Written request → Skip every picture and transcribe the remaining material exactly.

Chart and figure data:
----------------------------------------

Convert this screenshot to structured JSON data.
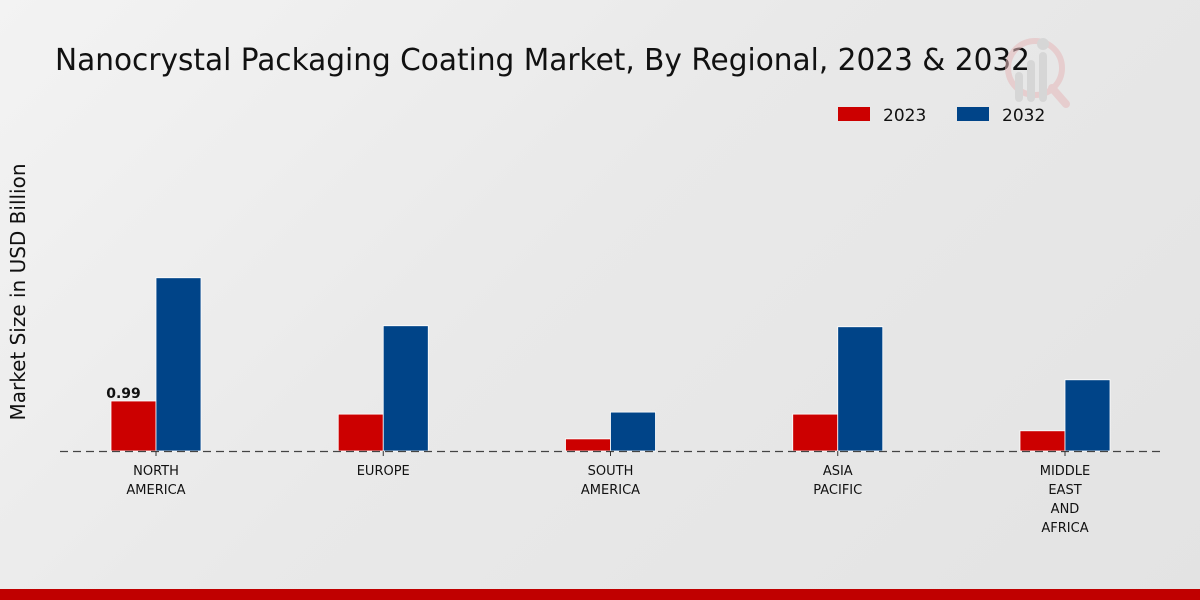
{
  "chart_data": {
    "type": "bar",
    "title": "Nanocrystal Packaging Coating Market, By Regional, 2023 & 2032",
    "xlabel": "",
    "ylabel": "Market Size in USD Billion",
    "categories": [
      [
        "NORTH",
        "AMERICA"
      ],
      [
        "EUROPE"
      ],
      [
        "SOUTH",
        "AMERICA"
      ],
      [
        "ASIA",
        "PACIFIC"
      ],
      [
        "MIDDLE",
        "EAST",
        "AND",
        "AFRICA"
      ]
    ],
    "series": [
      {
        "name": "2023",
        "color": "#cc0000",
        "values": [
          0.99,
          0.73,
          0.24,
          0.73,
          0.4
        ]
      },
      {
        "name": "2032",
        "color": "#004488",
        "values": [
          3.43,
          2.48,
          0.77,
          2.46,
          1.41
        ]
      }
    ],
    "data_labels": [
      {
        "series": 0,
        "category": 0,
        "text": "0.99"
      }
    ],
    "ylim": [
      0,
      5.2
    ],
    "grid": false,
    "legend": {
      "position": "top-right",
      "entries": [
        "2023",
        "2032"
      ]
    }
  },
  "watermark": {
    "icon": "market-research-logo-icon"
  },
  "footer": {
    "color": "#c00000"
  }
}
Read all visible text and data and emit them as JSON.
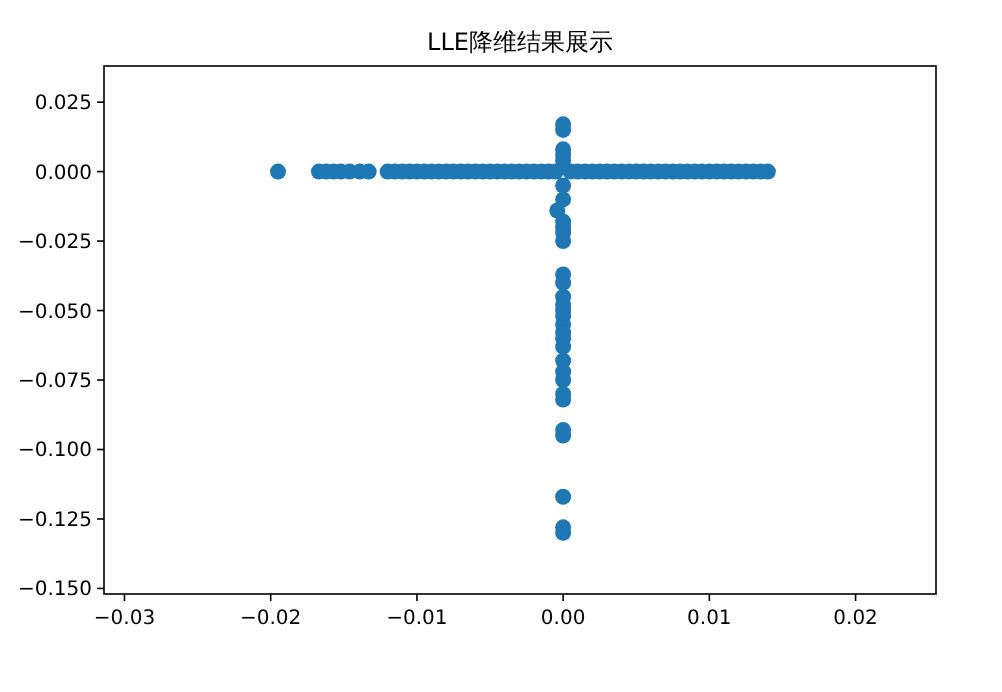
{
  "chart_data": {
    "type": "scatter",
    "title": "LLE降维结果展示",
    "marker": "circle",
    "grid": false,
    "xlim": [
      -0.0314,
      0.0255
    ],
    "ylim": [
      -0.152,
      0.038
    ],
    "xticks": [
      {
        "value": -0.03,
        "label": "−0.03"
      },
      {
        "value": -0.02,
        "label": "−0.02"
      },
      {
        "value": -0.01,
        "label": "−0.01"
      },
      {
        "value": 0,
        "label": "0.00"
      },
      {
        "value": 0.01,
        "label": "0.01"
      },
      {
        "value": 0.02,
        "label": "0.02"
      }
    ],
    "yticks": [
      {
        "value": 0.025,
        "label": "0.025"
      },
      {
        "value": 0,
        "label": "0.000"
      },
      {
        "value": -0.025,
        "label": "−0.025"
      },
      {
        "value": -0.05,
        "label": "−0.050"
      },
      {
        "value": -0.075,
        "label": "−0.075"
      },
      {
        "value": -0.1,
        "label": "−0.100"
      },
      {
        "value": -0.125,
        "label": "−0.125"
      },
      {
        "value": -0.15,
        "label": "−0.150"
      }
    ],
    "series": [
      {
        "color": "#1f77b4",
        "x": [
          -0.0195,
          -0.0167,
          -0.0162,
          -0.0157,
          -0.0152,
          -0.0146,
          -0.0139,
          -0.0133,
          -0.012,
          -0.0115,
          -0.011,
          -0.0105,
          -0.01,
          -0.0095,
          -0.009,
          -0.0085,
          -0.008,
          -0.0075,
          -0.007,
          -0.0065,
          -0.006,
          -0.0055,
          -0.005,
          -0.0045,
          -0.004,
          -0.0035,
          -0.003,
          -0.0025,
          -0.002,
          -0.0015,
          -0.001,
          -0.0005,
          0.0005,
          0.001,
          0.0015,
          0.002,
          0.0025,
          0.003,
          0.0035,
          0.004,
          0.0045,
          0.005,
          0.0055,
          0.006,
          0.0065,
          0.007,
          0.0075,
          0.008,
          0.0085,
          0.009,
          0.0095,
          0.01,
          0.0105,
          0.011,
          0.0115,
          0.012,
          0.0125,
          0.013,
          0.0135,
          0.014,
          0,
          0,
          0,
          0,
          0,
          0,
          0,
          -0.0004,
          0,
          0,
          0,
          0,
          0,
          0,
          0,
          0,
          0,
          0,
          0,
          0,
          0,
          0,
          0,
          0,
          0,
          0,
          0,
          0,
          0,
          0,
          0,
          0
        ],
        "values": [
          0,
          0,
          0,
          0,
          0,
          0,
          0,
          0,
          0,
          0,
          0,
          0,
          0,
          0,
          0,
          0,
          0,
          0,
          0,
          0,
          0,
          0,
          0,
          0,
          0,
          0,
          0,
          0,
          0,
          0,
          0,
          0,
          0,
          0,
          0,
          0,
          0,
          0,
          0,
          0,
          0,
          0,
          0,
          0,
          0,
          0,
          0,
          0,
          0,
          0,
          0,
          0,
          0,
          0,
          0,
          0,
          0,
          0,
          0,
          0,
          0.017,
          0.015,
          0.008,
          0.006,
          0.004,
          -0.005,
          -0.01,
          -0.014,
          -0.018,
          -0.02,
          -0.022,
          -0.025,
          -0.037,
          -0.04,
          -0.045,
          -0.048,
          -0.05,
          -0.052,
          -0.055,
          -0.058,
          -0.06,
          -0.063,
          -0.068,
          -0.072,
          -0.075,
          -0.08,
          -0.082,
          -0.093,
          -0.095,
          -0.117,
          -0.128,
          -0.13
        ]
      }
    ]
  }
}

----------------------------------------

Complete response →
Convert this screenshot to structured JSON data.
{
  "chart_data": {
    "type": "bar",
    "title": "Nanocrystal Packaging Coating Market, By Regional, 2023 & 2032",
    "xlabel": "",
    "ylabel": "Market Size in USD Billion",
    "categories": [
      [
        "NORTH",
        "AMERICA"
      ],
      [
        "EUROPE"
      ],
      [
        "SOUTH",
        "AMERICA"
      ],
      [
        "ASIA",
        "PACIFIC"
      ],
      [
        "MIDDLE",
        "EAST",
        "AND",
        "AFRICA"
      ]
    ],
    "series": [
      {
        "name": "2023",
        "color": "#cc0000",
        "values": [
          0.99,
          0.73,
          0.24,
          0.73,
          0.4
        ]
      },
      {
        "name": "2032",
        "color": "#004488",
        "values": [
          3.43,
          2.48,
          0.77,
          2.46,
          1.41
        ]
      }
    ],
    "data_labels": [
      {
        "series": 0,
        "category": 0,
        "text": "0.99"
      }
    ],
    "ylim": [
      0,
      5.2
    ],
    "grid": false,
    "legend": {
      "position": "top-right",
      "entries": [
        "2023",
        "2032"
      ]
    }
  },
  "watermark": {
    "icon": "market-research-logo-icon"
  },
  "footer": {
    "color": "#c00000"
  }
}
Read all visible text and data and emit them as JSON.
{
  "chart_data": {
    "type": "scatter",
    "title": "LLE降维结果展示",
    "marker": "circle",
    "grid": false,
    "xlim": [
      -0.0314,
      0.0255
    ],
    "ylim": [
      -0.152,
      0.038
    ],
    "xticks": [
      {
        "value": -0.03,
        "label": "−0.03"
      },
      {
        "value": -0.02,
        "label": "−0.02"
      },
      {
        "value": -0.01,
        "label": "−0.01"
      },
      {
        "value": 0,
        "label": "0.00"
      },
      {
        "value": 0.01,
        "label": "0.01"
      },
      {
        "value": 0.02,
        "label": "0.02"
      }
    ],
    "yticks": [
      {
        "value": 0.025,
        "label": "0.025"
      },
      {
        "value": 0,
        "label": "0.000"
      },
      {
        "value": -0.025,
        "label": "−0.025"
      },
      {
        "value": -0.05,
        "label": "−0.050"
      },
      {
        "value": -0.075,
        "label": "−0.075"
      },
      {
        "value": -0.1,
        "label": "−0.100"
      },
      {
        "value": -0.125,
        "label": "−0.125"
      },
      {
        "value": -0.15,
        "label": "−0.150"
      }
    ],
    "series": [
      {
        "color": "#1f77b4",
        "x": [
          -0.0195,
          -0.0167,
          -0.0162,
          -0.0157,
          -0.0152,
          -0.0146,
          -0.0139,
          -0.0133,
          -0.012,
          -0.0115,
          -0.011,
          -0.0105,
          -0.01,
          -0.0095,
          -0.009,
          -0.0085,
          -0.008,
          -0.0075,
          -0.007,
          -0.0065,
          -0.006,
          -0.0055,
          -0.005,
          -0.0045,
          -0.004,
          -0.0035,
          -0.003,
          -0.0025,
          -0.002,
          -0.0015,
          -0.001,
          -0.0005,
          0.0005,
          0.001,
          0.0015,
          0.002,
          0.0025,
          0.003,
          0.0035,
          0.004,
          0.0045,
          0.005,
          0.0055,
          0.006,
          0.0065,
          0.007,
          0.0075,
          0.008,
          0.0085,
          0.009,
          0.0095,
          0.01,
          0.0105,
          0.011,
          0.0115,
          0.012,
          0.0125,
          0.013,
          0.0135,
          0.014,
          0,
          0,
          0,
          0,
          0,
          0,
          0,
          -0.0004,
          0,
          0,
          0,
          0,
          0,
          0,
          0,
          0,
          0,
          0,
          0,
          0,
          0,
          0,
          0,
          0,
          0,
          0,
          0,
          0,
          0,
          0,
          0,
          0
        ],
        "values": [
          0,
          0,
          0,
          0,
          0,
          0,
          0,
          0,
          0,
          0,
          0,
          0,
          0,
          0,
          0,
          0,
          0,
          0,
          0,
          0,
          0,
          0,
          0,
          0,
          0,
          0,
          0,
          0,
          0,
          0,
          0,
          0,
          0,
          0,
          0,
          0,
          0,
          0,
          0,
          0,
          0,
          0,
          0,
          0,
          0,
          0,
          0,
          0,
          0,
          0,
          0,
          0,
          0,
          0,
          0,
          0,
          0,
          0,
          0,
          0,
          0.017,
          0.015,
          0.008,
          0.006,
          0.004,
          -0.005,
          -0.01,
          -0.014,
          -0.018,
          -0.02,
          -0.022,
          -0.025,
          -0.037,
          -0.04,
          -0.045,
          -0.048,
          -0.05,
          -0.052,
          -0.055,
          -0.058,
          -0.06,
          -0.063,
          -0.068,
          -0.072,
          -0.075,
          -0.08,
          -0.082,
          -0.093,
          -0.095,
          -0.117,
          -0.128,
          -0.13
        ]
      }
    ]
  }
}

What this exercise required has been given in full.